Trabalho a fazer:
Pode transcrever, sem alterar nada, todas as linhas das entradas abaixo?

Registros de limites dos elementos
'''

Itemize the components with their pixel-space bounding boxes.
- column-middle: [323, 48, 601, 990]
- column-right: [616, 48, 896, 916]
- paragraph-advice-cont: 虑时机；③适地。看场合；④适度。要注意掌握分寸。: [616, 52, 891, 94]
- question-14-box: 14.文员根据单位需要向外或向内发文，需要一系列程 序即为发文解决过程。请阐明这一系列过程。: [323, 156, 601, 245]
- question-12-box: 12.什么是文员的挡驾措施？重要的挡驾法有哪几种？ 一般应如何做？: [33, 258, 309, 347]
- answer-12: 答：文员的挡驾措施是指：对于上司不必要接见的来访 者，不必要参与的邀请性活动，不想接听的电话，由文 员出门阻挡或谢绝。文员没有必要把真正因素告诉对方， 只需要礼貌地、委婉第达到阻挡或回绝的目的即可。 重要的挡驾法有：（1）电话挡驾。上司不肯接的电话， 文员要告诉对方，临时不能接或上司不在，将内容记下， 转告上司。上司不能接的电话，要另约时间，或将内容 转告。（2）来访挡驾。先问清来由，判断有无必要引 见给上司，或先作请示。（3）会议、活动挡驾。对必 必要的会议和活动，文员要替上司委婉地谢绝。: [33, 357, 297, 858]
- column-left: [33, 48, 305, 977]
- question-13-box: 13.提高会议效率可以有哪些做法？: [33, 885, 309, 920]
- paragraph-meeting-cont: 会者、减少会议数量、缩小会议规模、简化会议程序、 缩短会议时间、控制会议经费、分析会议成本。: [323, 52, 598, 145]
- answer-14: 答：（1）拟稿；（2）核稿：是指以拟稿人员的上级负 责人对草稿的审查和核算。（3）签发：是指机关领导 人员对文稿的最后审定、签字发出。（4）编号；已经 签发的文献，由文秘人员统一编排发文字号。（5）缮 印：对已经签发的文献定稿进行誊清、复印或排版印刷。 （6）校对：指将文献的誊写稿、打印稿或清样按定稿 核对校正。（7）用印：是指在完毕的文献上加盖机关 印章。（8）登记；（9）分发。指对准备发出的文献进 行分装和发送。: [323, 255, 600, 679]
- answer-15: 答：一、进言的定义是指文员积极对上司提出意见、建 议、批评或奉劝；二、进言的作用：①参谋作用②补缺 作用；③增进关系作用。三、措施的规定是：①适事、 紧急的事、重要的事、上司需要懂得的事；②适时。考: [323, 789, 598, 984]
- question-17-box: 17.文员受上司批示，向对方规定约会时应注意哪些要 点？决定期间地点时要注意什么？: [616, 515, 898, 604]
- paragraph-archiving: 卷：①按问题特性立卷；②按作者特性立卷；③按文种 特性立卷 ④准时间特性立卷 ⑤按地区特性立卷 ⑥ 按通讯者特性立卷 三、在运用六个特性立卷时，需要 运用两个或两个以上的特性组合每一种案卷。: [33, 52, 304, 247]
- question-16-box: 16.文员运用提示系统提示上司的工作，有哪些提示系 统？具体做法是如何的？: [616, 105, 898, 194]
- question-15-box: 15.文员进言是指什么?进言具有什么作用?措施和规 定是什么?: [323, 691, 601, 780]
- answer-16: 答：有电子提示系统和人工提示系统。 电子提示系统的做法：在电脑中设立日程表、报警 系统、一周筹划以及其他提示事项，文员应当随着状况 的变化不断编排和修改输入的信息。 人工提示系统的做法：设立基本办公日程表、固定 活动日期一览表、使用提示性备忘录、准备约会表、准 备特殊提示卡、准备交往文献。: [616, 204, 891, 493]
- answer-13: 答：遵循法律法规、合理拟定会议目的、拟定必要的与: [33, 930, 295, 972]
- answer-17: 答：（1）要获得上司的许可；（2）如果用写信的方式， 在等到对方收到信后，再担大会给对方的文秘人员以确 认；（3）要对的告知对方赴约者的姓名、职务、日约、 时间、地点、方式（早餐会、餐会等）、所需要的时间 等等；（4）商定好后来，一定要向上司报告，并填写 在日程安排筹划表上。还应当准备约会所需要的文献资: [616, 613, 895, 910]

'''

Resposta à tarefa:
Itemize the components with their pixel-space bounding boxes.
- column-middle: [323, 48, 601, 990]
- column-right: [616, 48, 896, 916]
- paragraph-advice-cont: 虑时机；③适地。看场合；④适度。要注意掌握分寸。: [616, 52, 891, 94]
- question-14-box: 14.文员根据单位需要向外或向内发文，需要一系列程 序即为发文解决过程。请阐明这一系列过程。: [323, 156, 601, 245]
- question-12-box: 12.什么是文员的挡驾措施？重要的挡驾法有哪几种？ 一般应如何做？: [33, 258, 309, 347]
- answer-12: 答：文员的挡驾措施是指：对于上司不必要接见的来访 者，不必要参与的邀请性活动，不想接听的电话，由文 员出门阻挡或谢绝。文员没有必要把真正因素告诉对方， 只需要礼貌地、委婉第达到阻挡或回绝的目的即可。 重要的挡驾法有：（1）电话挡驾。上司不肯接的电话， 文员要告诉对方，临时不能接或上司不在，将内容记下， 转告上司。上司不能接的电话，要另约时间，或将内容 转告。（2）来访挡驾。先问清来由，判断有无必要引 见给上司，或先作请示。（3）会议、活动挡驾。对必 必要的会议和活动，文员要替上司委婉地谢绝。: [33, 357, 297, 858]
- column-left: [33, 48, 305, 977]
- question-13-box: 13.提高会议效率可以有哪些做法？: [33, 885, 309, 920]
- paragraph-meeting-cont: 会者、减少会议数量、缩小会议规模、简化会议程序、 缩短会议时间、控制会议经费、分析会议成本。: [323, 52, 598, 145]
- answer-14: 答：（1）拟稿；（2）核稿：是指以拟稿人员的上级负 责人对草稿的审查和核算。（3）签发：是指机关领导 人员对文稿的最后审定、签字发出。（4）编号；已经 签发的文献，由文秘人员统一编排发文字号。（5）缮 印：对已经签发的文献定稿进行誊清、复印或排版印刷。 （6）校对：指将文献的誊写稿、打印稿或清样按定稿 核对校正。（7）用印：是指在完毕的文献上加盖机关 印章。（8）登记；（9）分发。指对准备发出的文献进 行分装和发送。: [323, 255, 600, 679]
- answer-15: 答：一、进言的定义是指文员积极对上司提出意见、建 议、批评或奉劝；二、进言的作用：①参谋作用②补缺 作用；③增进关系作用。三、措施的规定是：①适事、 紧急的事、重要的事、上司需要懂得的事；②适时。考: [323, 789, 598, 984]
- question-17-box: 17.文员受上司批示，向对方规定约会时应注意哪些要 点？决定期间地点时要注意什么？: [616, 515, 898, 604]
- paragraph-archiving: 卷：①按问题特性立卷；②按作者特性立卷；③按文种 特性立卷 ④准时间特性立卷 ⑤按地区特性立卷 ⑥ 按通讯者特性立卷 三、在运用六个特性立卷时，需要 运用两个或两个以上的特性组合每一种案卷。: [33, 52, 304, 247]
- question-16-box: 16.文员运用提示系统提示上司的工作，有哪些提示系 统？具体做法是如何的？: [616, 105, 898, 194]
- question-15-box: 15.文员进言是指什么?进言具有什么作用?措施和规 定是什么?: [323, 691, 601, 780]
- answer-16: 答：有电子提示系统和人工提示系统。 电子提示系统的做法：在电脑中设立日程表、报警 系统、一周筹划以及其他提示事项，文员应当随着状况 的变化不断编排和修改输入的信息。 人工提示系统的做法：设立基本办公日程表、固定 活动日期一览表、使用提示性备忘录、准备约会表、准 备特殊提示卡、准备交往文献。: [616, 204, 891, 493]
- answer-13: 答：遵循法律法规、合理拟定会议目的、拟定必要的与: [33, 930, 295, 972]
- answer-17: 答：（1）要获得上司的许可；（2）如果用写信的方式， 在等到对方收到信后，再担大会给对方的文秘人员以确 认；（3）要对的告知对方赴约者的姓名、职务、日约、 时间、地点、方式（早餐会、餐会等）、所需要的时间 等等；（4）商定好后来，一定要向上司报告，并填写 在日程安排筹划表上。还应当准备约会所需要的文献资: [616, 613, 895, 910]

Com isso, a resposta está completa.